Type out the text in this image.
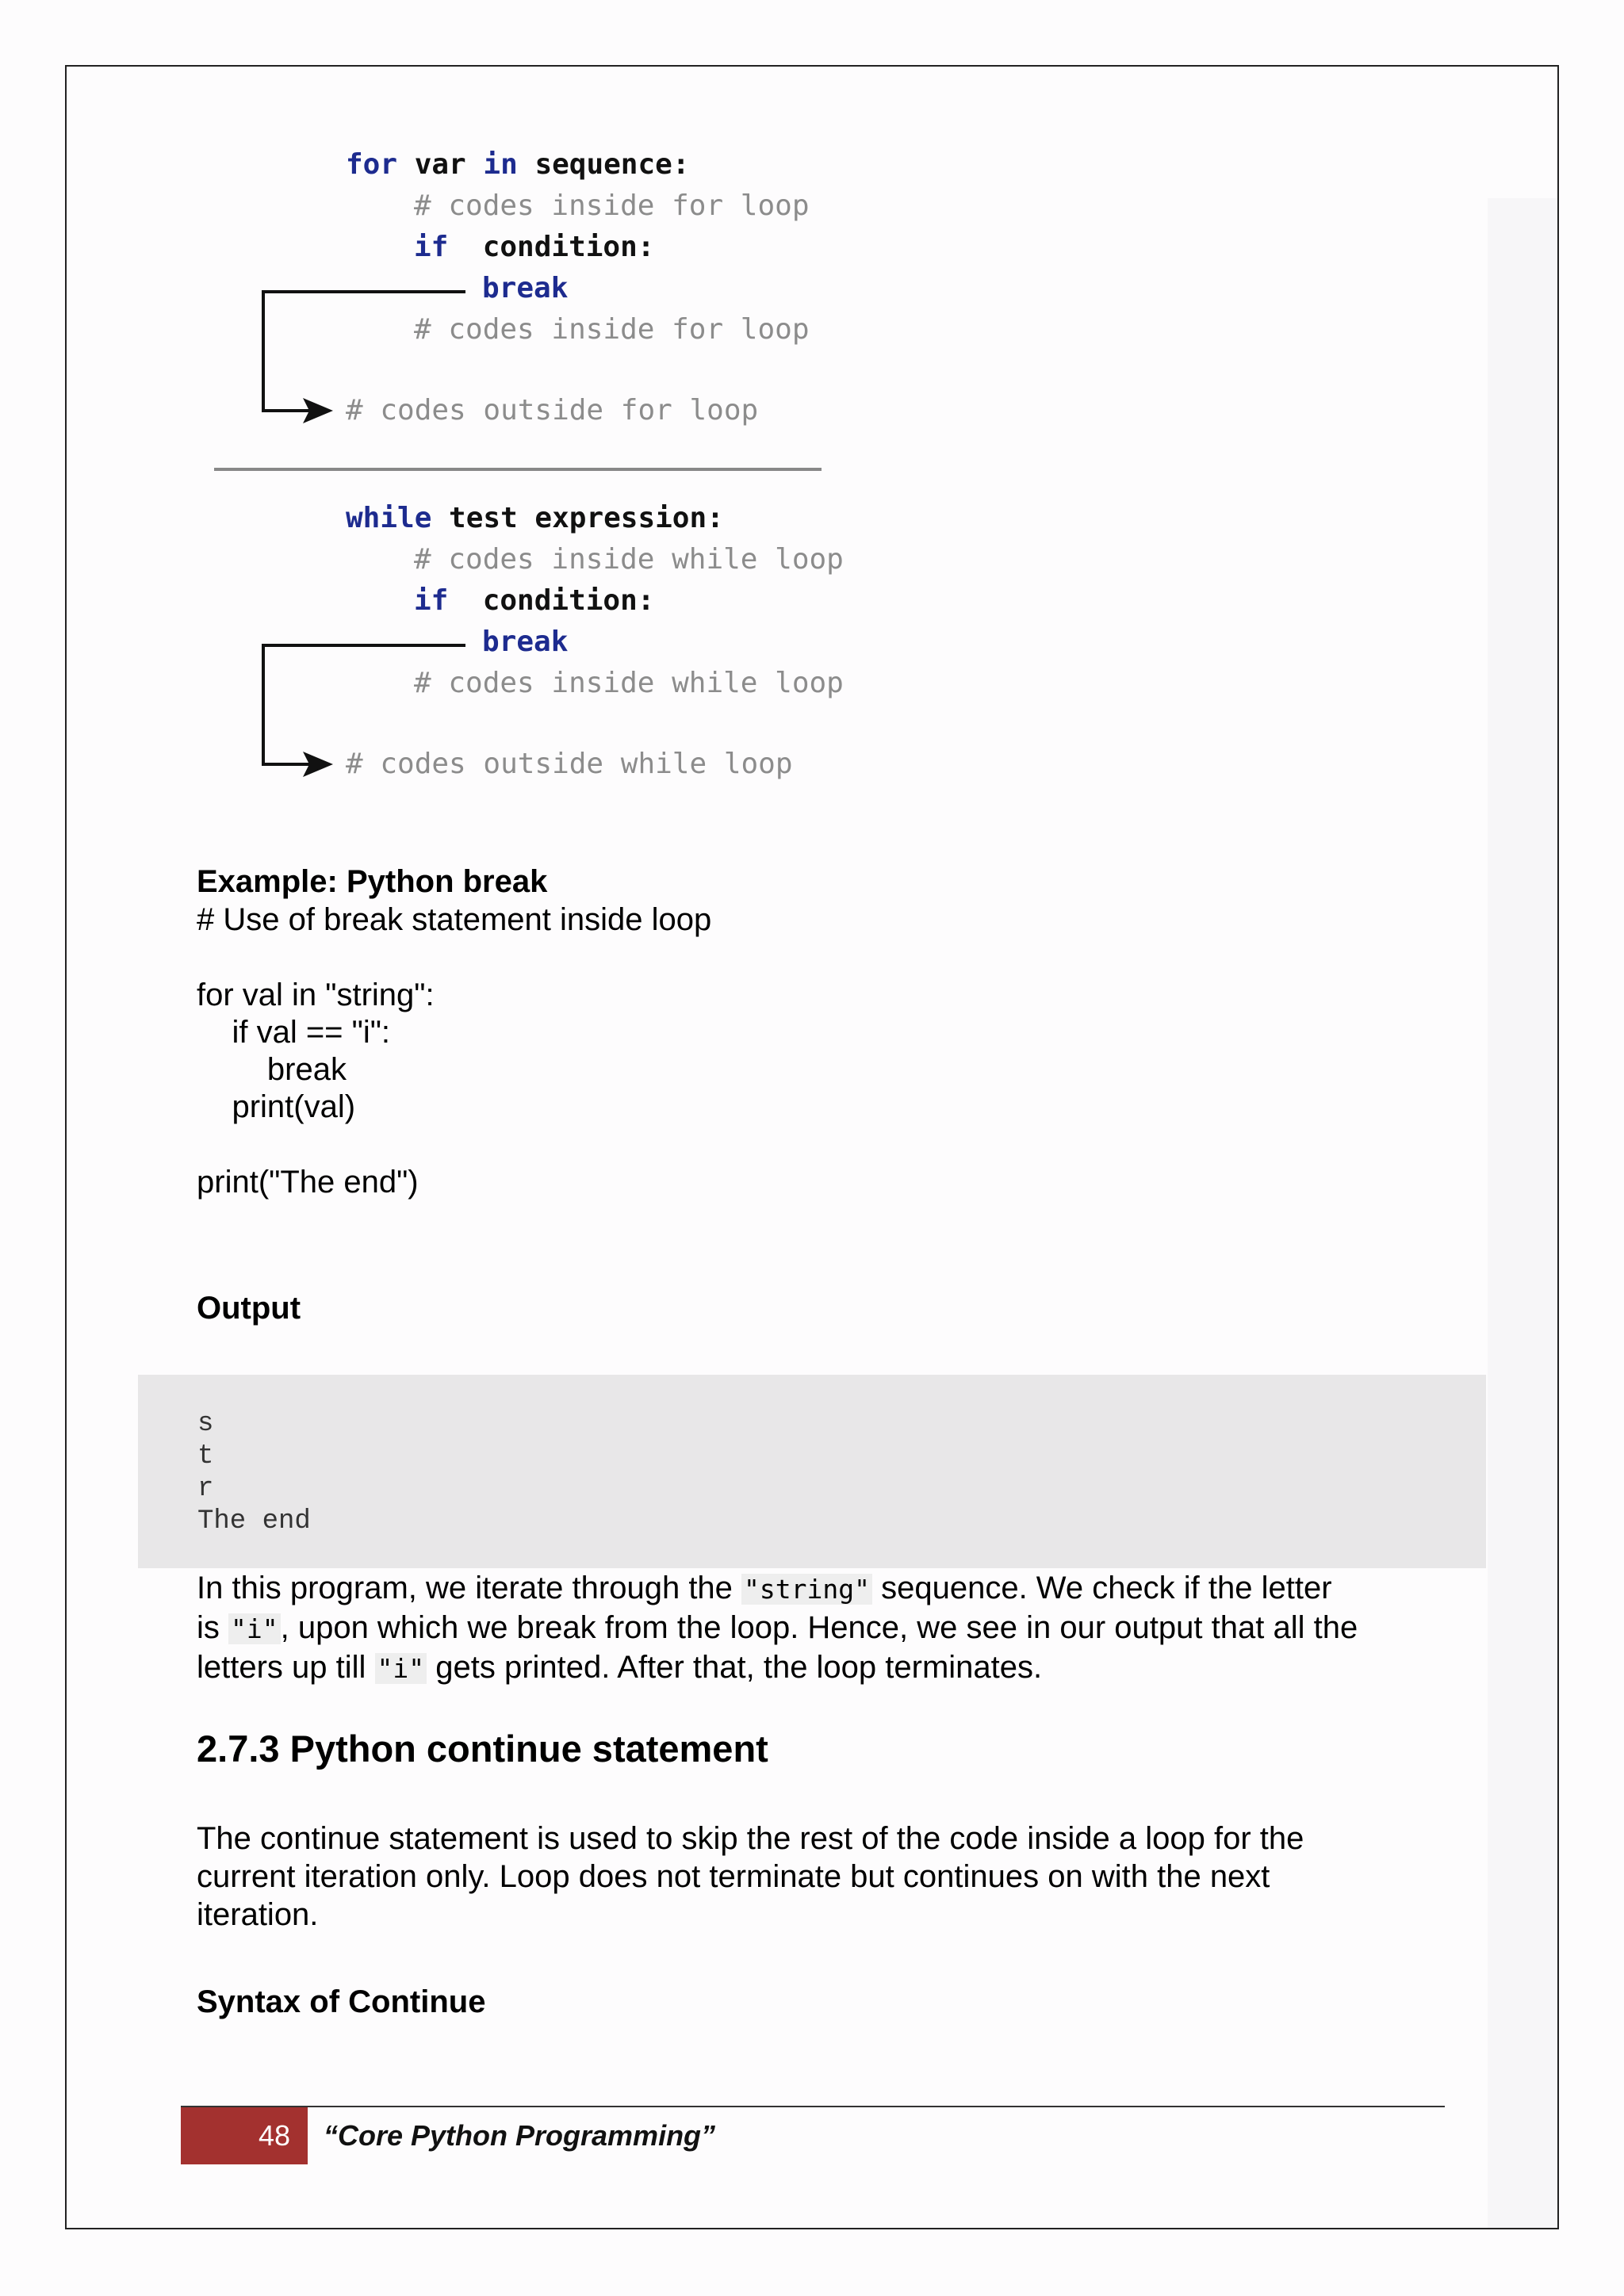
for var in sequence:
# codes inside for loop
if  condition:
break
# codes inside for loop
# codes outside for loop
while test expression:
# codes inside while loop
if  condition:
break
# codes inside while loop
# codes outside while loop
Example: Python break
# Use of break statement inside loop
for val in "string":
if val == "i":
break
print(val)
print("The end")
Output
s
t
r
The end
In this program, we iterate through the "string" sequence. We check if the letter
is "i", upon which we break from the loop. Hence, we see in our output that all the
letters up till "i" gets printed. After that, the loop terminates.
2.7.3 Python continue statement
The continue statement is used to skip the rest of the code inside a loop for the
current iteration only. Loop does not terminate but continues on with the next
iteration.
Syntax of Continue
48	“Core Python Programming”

|---|

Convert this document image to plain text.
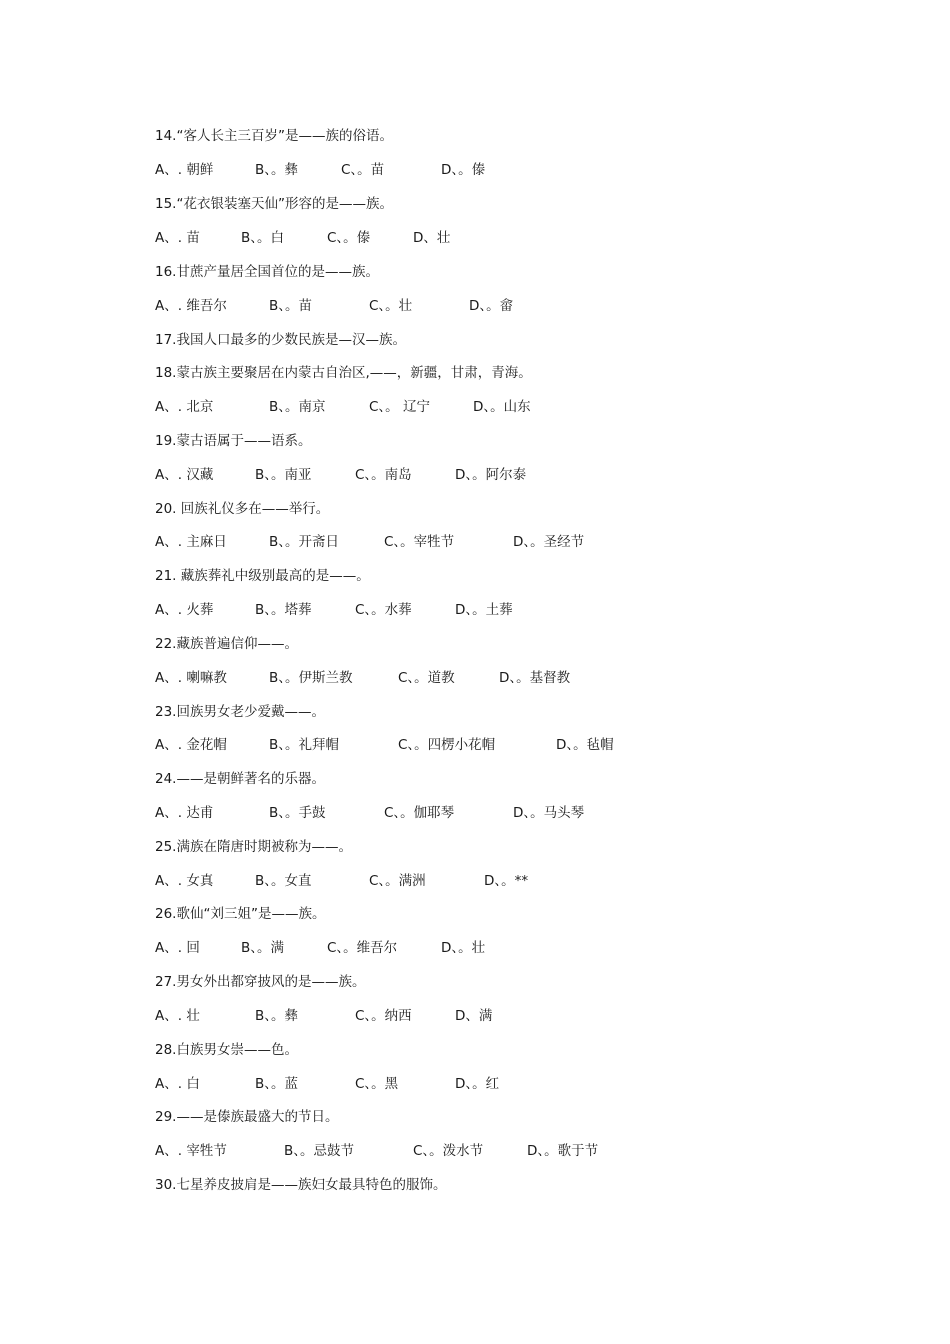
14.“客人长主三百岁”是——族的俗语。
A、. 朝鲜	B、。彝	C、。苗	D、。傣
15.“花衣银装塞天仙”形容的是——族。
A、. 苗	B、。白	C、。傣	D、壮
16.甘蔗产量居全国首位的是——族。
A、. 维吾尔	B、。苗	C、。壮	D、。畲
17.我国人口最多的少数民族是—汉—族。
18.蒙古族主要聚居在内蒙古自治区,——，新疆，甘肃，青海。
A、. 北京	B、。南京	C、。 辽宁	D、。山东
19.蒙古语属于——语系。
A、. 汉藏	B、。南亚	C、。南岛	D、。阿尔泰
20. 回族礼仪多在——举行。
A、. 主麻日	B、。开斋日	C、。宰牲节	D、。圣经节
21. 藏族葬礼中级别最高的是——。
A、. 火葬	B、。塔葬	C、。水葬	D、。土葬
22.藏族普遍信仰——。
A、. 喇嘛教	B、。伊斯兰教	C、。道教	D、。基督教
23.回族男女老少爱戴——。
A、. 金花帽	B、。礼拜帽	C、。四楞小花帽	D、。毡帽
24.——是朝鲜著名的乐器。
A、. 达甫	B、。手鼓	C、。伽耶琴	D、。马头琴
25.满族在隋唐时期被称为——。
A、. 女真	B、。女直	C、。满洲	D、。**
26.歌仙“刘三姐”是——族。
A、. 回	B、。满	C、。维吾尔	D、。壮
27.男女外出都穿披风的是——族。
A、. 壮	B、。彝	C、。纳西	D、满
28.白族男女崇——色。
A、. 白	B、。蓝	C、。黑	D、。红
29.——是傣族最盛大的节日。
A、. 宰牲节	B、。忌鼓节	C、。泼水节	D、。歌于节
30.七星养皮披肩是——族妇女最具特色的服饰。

|---|

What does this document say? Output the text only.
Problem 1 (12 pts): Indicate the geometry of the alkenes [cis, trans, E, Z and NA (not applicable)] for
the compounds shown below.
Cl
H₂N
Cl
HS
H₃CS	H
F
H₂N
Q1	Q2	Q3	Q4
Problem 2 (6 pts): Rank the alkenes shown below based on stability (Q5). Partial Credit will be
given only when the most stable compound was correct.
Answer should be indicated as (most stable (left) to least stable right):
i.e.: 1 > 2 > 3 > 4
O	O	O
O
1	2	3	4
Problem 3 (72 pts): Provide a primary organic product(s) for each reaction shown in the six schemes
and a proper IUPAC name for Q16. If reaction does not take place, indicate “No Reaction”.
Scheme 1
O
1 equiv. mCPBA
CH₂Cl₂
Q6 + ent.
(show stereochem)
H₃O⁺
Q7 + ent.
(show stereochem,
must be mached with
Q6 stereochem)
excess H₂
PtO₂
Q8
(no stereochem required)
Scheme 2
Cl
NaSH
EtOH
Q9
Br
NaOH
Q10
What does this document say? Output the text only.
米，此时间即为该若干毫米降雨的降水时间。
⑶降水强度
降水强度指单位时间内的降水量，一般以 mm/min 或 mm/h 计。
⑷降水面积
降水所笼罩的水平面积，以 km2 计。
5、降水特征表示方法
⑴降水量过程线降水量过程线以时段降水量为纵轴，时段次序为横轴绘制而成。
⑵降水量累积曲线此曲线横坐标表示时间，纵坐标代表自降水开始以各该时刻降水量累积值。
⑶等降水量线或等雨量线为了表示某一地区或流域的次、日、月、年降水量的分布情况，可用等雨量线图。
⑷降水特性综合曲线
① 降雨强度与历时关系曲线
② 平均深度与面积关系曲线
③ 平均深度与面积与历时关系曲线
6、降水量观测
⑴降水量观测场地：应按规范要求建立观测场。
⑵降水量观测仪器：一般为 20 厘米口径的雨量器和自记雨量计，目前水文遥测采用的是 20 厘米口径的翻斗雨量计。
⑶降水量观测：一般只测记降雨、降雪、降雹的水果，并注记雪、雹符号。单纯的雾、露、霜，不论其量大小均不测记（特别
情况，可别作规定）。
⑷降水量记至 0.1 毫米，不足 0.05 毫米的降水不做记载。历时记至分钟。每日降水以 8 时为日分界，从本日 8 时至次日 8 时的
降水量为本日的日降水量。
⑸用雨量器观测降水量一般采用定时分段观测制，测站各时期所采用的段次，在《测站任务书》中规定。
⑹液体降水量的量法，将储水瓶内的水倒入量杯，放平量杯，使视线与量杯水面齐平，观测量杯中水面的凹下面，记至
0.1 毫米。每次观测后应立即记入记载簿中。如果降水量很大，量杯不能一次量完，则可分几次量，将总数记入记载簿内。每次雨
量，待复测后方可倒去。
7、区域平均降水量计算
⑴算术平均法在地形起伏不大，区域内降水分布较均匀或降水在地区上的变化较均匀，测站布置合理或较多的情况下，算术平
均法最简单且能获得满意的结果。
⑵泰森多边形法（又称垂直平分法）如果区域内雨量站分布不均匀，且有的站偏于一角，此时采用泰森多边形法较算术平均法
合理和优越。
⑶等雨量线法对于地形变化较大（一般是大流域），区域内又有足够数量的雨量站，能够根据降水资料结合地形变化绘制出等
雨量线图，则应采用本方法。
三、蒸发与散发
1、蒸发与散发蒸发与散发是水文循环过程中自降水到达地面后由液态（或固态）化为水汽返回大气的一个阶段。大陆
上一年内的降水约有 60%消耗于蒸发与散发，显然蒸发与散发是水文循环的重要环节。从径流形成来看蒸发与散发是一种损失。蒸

|---|

§ **Your objective**:
Check each line of the records for "shown" and copy the ones that contain it.

§ **Result for this exercise**:
the compounds shown below.
Problem 2 (6 pts): Rank the alkenes shown below based on stability (Q5). Partial Credit will be
Problem 3 (72 pts): Provide a primary organic product(s) for each reaction shown in the six schemes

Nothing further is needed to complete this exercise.